Job: Identify every line containing the word "name" and reproduce each one.

-------- The input --------

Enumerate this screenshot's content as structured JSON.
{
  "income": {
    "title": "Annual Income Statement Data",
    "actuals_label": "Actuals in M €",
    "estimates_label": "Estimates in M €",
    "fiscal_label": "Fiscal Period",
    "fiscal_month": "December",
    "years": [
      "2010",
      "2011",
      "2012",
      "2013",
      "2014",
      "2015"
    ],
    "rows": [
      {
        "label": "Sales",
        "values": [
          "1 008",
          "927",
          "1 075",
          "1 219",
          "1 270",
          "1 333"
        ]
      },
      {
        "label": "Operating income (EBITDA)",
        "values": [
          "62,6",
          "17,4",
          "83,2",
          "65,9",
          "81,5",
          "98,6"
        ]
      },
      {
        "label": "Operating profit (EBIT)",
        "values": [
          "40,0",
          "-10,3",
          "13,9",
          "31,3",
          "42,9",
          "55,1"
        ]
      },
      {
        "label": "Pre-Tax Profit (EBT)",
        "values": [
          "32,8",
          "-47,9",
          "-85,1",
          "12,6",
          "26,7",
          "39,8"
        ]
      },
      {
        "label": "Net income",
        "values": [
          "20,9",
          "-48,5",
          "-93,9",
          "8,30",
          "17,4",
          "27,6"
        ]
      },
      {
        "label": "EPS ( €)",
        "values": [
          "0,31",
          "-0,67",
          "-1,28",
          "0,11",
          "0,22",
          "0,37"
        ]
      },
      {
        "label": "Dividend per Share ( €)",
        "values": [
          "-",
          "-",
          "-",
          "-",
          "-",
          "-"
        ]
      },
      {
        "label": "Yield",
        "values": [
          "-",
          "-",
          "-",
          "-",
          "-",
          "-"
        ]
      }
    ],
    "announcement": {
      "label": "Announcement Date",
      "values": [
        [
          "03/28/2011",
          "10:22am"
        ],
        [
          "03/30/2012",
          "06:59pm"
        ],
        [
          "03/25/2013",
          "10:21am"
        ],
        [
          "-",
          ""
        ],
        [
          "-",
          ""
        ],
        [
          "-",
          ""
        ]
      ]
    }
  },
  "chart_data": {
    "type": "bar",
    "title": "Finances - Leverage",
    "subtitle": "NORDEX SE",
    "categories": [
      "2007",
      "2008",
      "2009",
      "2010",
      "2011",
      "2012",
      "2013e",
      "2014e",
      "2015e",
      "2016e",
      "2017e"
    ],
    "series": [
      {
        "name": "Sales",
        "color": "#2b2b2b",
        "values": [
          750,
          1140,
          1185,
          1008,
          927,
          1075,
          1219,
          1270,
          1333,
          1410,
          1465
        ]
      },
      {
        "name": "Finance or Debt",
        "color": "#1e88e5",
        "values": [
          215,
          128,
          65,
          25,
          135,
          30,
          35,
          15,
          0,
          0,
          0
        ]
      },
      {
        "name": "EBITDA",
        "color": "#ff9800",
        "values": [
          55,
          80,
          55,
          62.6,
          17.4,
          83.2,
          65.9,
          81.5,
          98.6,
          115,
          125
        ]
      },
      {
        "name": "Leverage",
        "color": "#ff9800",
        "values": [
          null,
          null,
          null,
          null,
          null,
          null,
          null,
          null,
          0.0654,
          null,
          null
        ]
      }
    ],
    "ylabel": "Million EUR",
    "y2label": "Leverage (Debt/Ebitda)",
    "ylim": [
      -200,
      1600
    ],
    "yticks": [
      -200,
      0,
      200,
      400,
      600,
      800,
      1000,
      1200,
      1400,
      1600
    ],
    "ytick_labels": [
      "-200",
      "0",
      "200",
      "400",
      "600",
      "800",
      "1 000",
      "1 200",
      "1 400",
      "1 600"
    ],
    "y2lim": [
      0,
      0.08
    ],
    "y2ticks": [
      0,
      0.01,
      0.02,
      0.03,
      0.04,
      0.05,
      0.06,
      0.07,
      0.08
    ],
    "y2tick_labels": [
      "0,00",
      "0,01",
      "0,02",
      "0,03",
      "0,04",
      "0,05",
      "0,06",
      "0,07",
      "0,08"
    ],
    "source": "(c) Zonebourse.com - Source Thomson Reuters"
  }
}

--------

Answer to the task:
        "name": "Sales",
        "name": "Finance or Debt",
        "name": "EBITDA",
        "name": "Leverage",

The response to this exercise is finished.